Extracted data »
....

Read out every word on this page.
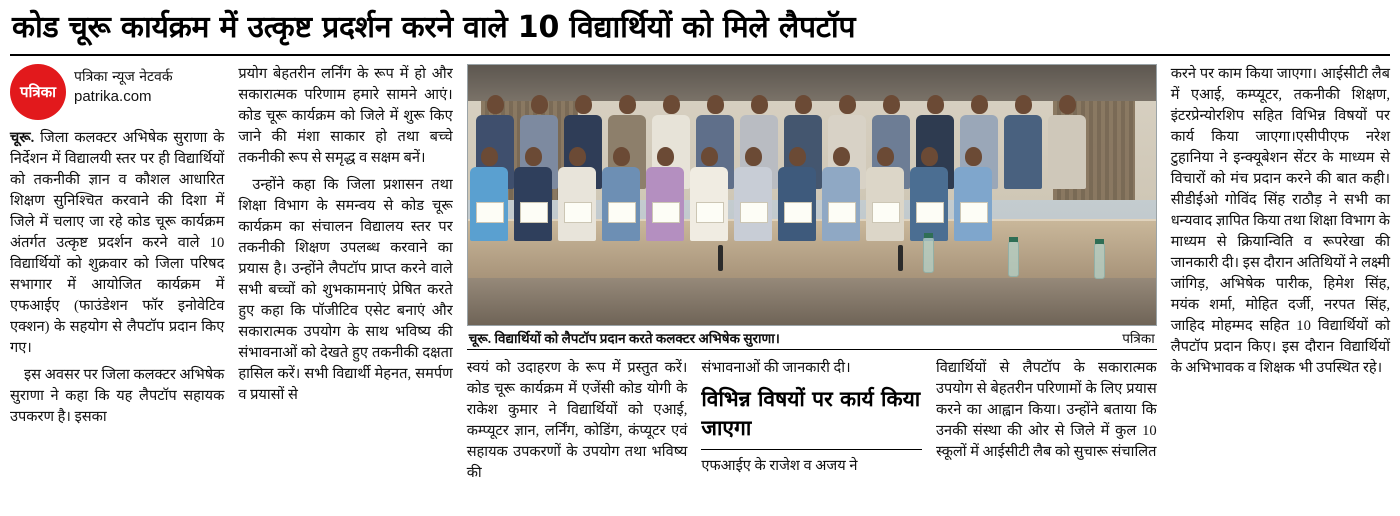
कोड चूरू कार्यक्रम में उत्कृष्ट प्रदर्शन करने वाले 10 विद्यार्थियों को मिले लैपटॉप
पत्रिका
पत्रिका न्यूज नेटवर्क
patrika.com

चूरू. जिला कलक्टर अभिषेक सुराणा के निर्देशन में विद्यालयी स्तर पर ही विद्यार्थियों को तकनीकी ज्ञान व कौशल आधारित शिक्षण सुनिश्चित करवाने की दिशा में जिले में चलाए जा रहे कोड चूरू कार्यक्रम अंतर्गत उत्कृष्ट प्रदर्शन करने वाले 10 विद्यार्थियों को शुक्रवार को जिला परिषद सभागार में आयोजित कार्यक्रम में एफआईए (फाउंडेशन फॉर इनोवेटिव एक्शन) के सहयोग से लैपटॉप प्रदान किए गए।

इस अवसर पर जिला कलक्टर अभिषेक सुराणा ने कहा कि यह लैपटॉप सहायक उपकरण है। इसका

प्रयोग बेहतरीन लर्निंग के रूप में हो और सकारात्मक परिणाम हमारे सामने आएं। कोड चूरू कार्यक्रम को जिले में शुरू किए जाने की मंशा साकार हो तथा बच्चे तकनीकी रूप से समृद्ध व सक्षम बनें।

उन्होंने कहा कि जिला प्रशासन तथा शिक्षा विभाग के समन्वय से कोड चूरू कार्यक्रम का संचालन विद्यालय स्तर पर तकनीकी शिक्षण उपलब्ध करवाने का प्रयास है। उन्होंने लैपटॉप प्राप्त करने वाले सभी बच्चों को शुभकामनाएं प्रेषित करते हुए कहा कि पॉजीटिव एसेट बनाएं और सकारात्मक उपयोग के साथ भविष्य की संभावनाओं को देखते हुए तकनीकी दक्षता हासिल करें। सभी विद्यार्थी मेहनत, समर्पण व प्रयासों से

चूरू. विद्यार्थियों को लैपटॉप प्रदान करते कलक्टर अभिषेक सुराणा।	पत्रिका

स्वयं को उदाहरण के रूप में प्रस्तुत करें। कोड चूरू कार्यक्रम में एजेंसी कोड योगी के राकेश कुमार ने विद्यार्थियों को एआई, कम्प्यूटर ज्ञान, लर्निंग, कोडिंग, कंप्यूटर एवं सहायक उपकरणों के उपयोग तथा भविष्य की

संभावनाओं की जानकारी दी।

विभिन्न विषयों पर कार्य किया जाएगा

एफआईए के राजेश व अजय ने

विद्यार्थियों से लैपटॉप के सकारात्मक उपयोग से बेहतरीन परिणामों के लिए प्रयास करने का आह्वान किया। उन्होंने बताया कि उनकी संस्था की ओर से जिले में कुल 10 स्कूलों में आईसीटी लैब को सुचारू संचालित

करने पर काम किया जाएगा। आईसीटी लैब में एआई, कम्प्यूटर, तकनीकी शिक्षण, इंटरप्रेन्योरशिप सहित विभिन्न विषयों पर कार्य किया जाएगा।एसीपीएफ नरेश टुहानिया ने इन्क्यूबेशन सेंटर के माध्यम से विचारों को मंच प्रदान करने की बात कही।सीडीईओ गोविंद सिंह राठौड़ ने सभी का धन्यवाद ज्ञापित किया तथा शिक्षा विभाग के माध्यम से क्रियान्विति व रूपरेखा की जानकारी दी। इस दौरान अतिथियों ने लक्ष्मी जांगिड़, अभिषेक पारीक, हिमेश सिंह, मयंक शर्मा, मोहित दर्जी, नरपत सिंह, जाहिद मोहम्मद सहित 10 विद्यार्थियों को लैपटॉप प्रदान किए। इस दौरान विद्यार्थियों के अभिभावक व शिक्षक भी उपस्थित रहे।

....

Aim » What is the number of lines in the listing that contain the string "एफआईए"? Reply with that number alone.

Written answer » 2